• **Exercise**: Look through the data below. Show each line where the string "Reichtum" occurs.

==== Stored rows

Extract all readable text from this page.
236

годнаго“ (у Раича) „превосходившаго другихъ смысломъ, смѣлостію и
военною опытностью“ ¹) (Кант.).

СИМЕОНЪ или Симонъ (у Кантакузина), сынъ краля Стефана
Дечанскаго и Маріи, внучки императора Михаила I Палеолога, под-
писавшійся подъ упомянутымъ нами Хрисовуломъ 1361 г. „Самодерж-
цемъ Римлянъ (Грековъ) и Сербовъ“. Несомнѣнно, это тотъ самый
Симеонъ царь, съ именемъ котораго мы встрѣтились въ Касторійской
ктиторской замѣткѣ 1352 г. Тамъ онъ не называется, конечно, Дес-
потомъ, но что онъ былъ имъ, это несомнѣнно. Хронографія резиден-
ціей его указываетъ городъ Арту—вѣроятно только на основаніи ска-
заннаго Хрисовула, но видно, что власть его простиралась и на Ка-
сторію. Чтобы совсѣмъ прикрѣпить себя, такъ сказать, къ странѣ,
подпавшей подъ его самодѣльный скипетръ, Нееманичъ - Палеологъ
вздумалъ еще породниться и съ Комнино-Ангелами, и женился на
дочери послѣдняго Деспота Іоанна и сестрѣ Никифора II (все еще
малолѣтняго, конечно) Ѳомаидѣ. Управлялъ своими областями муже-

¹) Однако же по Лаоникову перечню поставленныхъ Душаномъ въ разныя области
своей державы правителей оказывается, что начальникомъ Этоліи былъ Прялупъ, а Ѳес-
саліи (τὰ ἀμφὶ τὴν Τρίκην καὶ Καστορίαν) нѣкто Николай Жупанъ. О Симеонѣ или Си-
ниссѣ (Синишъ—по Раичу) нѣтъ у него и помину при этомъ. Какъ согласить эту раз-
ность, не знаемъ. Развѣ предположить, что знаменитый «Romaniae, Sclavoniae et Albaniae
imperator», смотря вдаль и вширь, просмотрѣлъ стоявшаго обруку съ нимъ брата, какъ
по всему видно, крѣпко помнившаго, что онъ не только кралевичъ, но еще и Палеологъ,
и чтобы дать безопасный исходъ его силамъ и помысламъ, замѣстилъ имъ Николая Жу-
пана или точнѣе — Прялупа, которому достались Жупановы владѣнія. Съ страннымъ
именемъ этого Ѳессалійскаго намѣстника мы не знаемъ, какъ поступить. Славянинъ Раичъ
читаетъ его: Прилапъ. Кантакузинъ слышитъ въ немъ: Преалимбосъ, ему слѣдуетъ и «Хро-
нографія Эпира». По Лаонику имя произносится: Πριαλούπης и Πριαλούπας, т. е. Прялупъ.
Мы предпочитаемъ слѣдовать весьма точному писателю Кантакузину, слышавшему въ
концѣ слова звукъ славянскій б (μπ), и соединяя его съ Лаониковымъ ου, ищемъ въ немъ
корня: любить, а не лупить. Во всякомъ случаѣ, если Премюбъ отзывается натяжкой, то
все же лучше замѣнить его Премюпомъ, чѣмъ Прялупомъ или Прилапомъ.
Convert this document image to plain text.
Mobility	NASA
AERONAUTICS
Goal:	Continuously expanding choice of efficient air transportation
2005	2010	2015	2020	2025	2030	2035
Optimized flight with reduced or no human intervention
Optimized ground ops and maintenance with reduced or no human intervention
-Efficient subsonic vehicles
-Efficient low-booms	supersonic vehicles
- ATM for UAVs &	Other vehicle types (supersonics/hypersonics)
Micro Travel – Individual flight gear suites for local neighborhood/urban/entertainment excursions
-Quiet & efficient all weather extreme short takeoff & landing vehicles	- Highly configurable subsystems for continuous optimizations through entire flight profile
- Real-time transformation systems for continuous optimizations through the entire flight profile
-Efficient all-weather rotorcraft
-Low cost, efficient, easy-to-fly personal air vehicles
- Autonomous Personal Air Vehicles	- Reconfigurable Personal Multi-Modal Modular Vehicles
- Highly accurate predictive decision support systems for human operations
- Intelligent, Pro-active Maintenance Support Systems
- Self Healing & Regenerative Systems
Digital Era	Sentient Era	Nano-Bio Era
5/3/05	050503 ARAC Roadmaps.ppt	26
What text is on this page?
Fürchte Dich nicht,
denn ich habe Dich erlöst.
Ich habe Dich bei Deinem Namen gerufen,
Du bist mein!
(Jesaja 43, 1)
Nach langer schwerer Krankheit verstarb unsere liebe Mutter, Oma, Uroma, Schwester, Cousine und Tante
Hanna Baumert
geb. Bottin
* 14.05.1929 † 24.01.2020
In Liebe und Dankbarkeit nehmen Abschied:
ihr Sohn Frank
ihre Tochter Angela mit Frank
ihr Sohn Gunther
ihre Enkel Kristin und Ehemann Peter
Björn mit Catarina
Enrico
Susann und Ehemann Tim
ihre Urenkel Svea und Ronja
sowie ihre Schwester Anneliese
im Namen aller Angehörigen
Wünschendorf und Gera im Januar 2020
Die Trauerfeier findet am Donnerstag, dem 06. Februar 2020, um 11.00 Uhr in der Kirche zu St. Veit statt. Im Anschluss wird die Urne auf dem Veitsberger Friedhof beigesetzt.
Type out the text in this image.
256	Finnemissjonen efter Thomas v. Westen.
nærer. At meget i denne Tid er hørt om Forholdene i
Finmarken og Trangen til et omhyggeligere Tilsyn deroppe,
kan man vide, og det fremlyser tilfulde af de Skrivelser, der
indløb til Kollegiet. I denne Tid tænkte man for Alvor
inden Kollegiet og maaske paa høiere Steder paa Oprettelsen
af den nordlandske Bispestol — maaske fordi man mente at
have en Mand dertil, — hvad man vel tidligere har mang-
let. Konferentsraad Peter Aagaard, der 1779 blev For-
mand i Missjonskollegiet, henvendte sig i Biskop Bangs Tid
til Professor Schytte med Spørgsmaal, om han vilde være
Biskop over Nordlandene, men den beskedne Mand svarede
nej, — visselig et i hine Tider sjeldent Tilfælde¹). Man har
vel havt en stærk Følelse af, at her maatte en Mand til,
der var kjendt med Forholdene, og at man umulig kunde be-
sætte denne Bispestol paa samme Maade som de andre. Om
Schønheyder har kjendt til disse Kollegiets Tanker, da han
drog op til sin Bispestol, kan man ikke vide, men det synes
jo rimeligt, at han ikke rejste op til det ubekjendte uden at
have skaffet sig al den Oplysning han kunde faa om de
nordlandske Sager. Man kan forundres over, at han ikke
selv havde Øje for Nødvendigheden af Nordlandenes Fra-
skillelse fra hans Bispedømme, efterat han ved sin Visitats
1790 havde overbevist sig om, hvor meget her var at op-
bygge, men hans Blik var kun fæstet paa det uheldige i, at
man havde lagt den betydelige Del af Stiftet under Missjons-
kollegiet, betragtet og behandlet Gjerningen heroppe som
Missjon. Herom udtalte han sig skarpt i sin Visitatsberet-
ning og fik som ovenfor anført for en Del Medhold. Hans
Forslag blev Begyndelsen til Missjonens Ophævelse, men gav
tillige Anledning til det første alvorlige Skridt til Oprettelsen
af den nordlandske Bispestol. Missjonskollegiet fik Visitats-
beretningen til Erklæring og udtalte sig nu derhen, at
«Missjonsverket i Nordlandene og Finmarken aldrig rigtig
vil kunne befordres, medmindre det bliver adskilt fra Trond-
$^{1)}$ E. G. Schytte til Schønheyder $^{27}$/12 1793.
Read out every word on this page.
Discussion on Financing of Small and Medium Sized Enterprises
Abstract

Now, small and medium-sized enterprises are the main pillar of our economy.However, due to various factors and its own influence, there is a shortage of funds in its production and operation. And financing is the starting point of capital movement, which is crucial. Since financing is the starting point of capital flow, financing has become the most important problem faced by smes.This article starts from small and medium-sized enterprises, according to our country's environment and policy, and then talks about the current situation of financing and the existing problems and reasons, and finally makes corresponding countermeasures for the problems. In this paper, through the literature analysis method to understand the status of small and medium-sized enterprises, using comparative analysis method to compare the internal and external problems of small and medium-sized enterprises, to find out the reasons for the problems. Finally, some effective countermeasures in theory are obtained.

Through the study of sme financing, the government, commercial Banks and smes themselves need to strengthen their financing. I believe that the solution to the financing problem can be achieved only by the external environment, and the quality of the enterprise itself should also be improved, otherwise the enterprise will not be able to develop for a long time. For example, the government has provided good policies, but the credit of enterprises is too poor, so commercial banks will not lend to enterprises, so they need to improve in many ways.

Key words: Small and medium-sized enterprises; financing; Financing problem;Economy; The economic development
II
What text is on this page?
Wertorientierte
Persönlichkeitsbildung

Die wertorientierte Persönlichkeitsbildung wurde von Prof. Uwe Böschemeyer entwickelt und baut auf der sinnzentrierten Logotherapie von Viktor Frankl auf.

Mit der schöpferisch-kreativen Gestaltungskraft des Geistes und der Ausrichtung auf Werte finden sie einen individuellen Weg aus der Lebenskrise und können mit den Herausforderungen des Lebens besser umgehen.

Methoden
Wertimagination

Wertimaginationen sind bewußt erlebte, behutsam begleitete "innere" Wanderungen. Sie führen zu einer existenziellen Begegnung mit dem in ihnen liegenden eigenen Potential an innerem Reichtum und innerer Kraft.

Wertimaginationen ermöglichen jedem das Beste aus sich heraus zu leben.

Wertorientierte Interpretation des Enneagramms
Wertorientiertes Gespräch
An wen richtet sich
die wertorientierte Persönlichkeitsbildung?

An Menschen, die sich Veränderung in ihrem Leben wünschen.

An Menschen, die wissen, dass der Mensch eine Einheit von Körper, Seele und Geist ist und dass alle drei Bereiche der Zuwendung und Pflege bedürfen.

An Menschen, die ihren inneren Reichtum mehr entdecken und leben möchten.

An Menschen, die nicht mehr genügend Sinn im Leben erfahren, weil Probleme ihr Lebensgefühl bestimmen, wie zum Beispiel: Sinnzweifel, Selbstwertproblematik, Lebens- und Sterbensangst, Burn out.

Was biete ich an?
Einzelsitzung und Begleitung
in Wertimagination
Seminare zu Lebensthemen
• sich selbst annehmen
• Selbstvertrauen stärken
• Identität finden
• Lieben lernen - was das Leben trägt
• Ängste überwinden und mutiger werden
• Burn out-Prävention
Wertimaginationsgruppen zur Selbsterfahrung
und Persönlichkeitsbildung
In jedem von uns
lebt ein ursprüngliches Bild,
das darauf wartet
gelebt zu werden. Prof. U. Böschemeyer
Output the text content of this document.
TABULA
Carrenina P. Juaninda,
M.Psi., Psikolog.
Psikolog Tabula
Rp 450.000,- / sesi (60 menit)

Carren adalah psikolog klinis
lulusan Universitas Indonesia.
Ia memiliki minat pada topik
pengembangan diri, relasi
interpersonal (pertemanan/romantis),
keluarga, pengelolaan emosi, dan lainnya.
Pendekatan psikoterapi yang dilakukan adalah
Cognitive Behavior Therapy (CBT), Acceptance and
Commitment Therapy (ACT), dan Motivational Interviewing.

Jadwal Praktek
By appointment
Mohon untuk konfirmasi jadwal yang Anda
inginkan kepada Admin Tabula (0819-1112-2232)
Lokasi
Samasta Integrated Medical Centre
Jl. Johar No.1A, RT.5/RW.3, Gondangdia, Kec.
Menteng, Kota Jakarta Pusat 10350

========

• **Result**:
Wertimaginationen sind bewußt erlebte, behutsam begleitete "innere" Wanderungen. Sie führen zu einer existenziellen Begegnung mit dem in ihnen liegenden eigenen Potential an innerem Reichtum und innerer Kraft.
An Menschen, die ihren inneren Reichtum mehr entdecken und leben möchten.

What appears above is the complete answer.